Information shown:

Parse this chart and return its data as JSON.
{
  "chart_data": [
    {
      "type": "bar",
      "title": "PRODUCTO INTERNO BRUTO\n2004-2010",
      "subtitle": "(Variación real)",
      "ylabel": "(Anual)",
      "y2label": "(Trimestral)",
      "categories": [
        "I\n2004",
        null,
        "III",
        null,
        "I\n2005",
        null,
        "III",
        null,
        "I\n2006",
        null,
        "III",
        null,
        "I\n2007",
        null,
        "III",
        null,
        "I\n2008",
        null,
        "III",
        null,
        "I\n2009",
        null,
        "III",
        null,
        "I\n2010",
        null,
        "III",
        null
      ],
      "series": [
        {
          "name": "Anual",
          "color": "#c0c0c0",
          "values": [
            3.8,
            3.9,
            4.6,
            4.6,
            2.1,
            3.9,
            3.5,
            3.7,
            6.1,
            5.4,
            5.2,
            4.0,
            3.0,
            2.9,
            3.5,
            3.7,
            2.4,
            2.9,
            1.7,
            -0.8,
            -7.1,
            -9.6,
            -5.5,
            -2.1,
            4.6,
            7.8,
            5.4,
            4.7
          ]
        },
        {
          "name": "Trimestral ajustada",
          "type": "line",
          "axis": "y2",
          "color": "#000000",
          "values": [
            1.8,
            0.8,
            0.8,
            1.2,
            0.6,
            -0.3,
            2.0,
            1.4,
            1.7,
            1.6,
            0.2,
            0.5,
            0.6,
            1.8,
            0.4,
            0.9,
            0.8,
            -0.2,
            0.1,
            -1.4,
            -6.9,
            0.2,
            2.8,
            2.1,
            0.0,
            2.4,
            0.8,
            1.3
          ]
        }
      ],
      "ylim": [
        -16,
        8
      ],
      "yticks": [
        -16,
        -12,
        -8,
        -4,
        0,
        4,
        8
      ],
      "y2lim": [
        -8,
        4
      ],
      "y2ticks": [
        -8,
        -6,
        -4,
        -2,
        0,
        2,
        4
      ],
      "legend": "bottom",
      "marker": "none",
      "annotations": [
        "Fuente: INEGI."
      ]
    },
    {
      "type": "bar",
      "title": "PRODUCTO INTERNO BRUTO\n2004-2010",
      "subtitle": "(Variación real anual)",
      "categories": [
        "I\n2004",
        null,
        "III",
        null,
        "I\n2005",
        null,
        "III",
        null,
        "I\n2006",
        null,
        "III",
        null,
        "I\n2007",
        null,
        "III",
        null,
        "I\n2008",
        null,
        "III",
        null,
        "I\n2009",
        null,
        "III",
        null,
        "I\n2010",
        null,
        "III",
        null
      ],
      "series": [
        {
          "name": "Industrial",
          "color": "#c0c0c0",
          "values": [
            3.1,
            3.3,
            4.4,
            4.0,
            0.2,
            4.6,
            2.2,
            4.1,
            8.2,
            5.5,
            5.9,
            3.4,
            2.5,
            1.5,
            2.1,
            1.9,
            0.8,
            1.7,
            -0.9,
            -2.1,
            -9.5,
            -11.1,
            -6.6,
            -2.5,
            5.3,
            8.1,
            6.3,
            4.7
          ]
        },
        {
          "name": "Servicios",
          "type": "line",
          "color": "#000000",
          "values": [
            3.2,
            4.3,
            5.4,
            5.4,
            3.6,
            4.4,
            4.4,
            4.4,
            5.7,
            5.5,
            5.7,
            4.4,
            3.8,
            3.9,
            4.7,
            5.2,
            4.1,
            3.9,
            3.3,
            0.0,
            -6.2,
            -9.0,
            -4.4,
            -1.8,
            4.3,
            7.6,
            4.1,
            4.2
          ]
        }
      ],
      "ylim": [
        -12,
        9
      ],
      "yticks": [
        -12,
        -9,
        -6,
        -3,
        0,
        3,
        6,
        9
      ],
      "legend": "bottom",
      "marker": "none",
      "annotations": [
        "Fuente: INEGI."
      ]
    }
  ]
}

The request: Using the listing above, show every line that includes the string "name".

Result:
          "name": "Anual",
          "name": "Trimestral ajustada",
          "name": "Industrial",
          "name": "Servicios",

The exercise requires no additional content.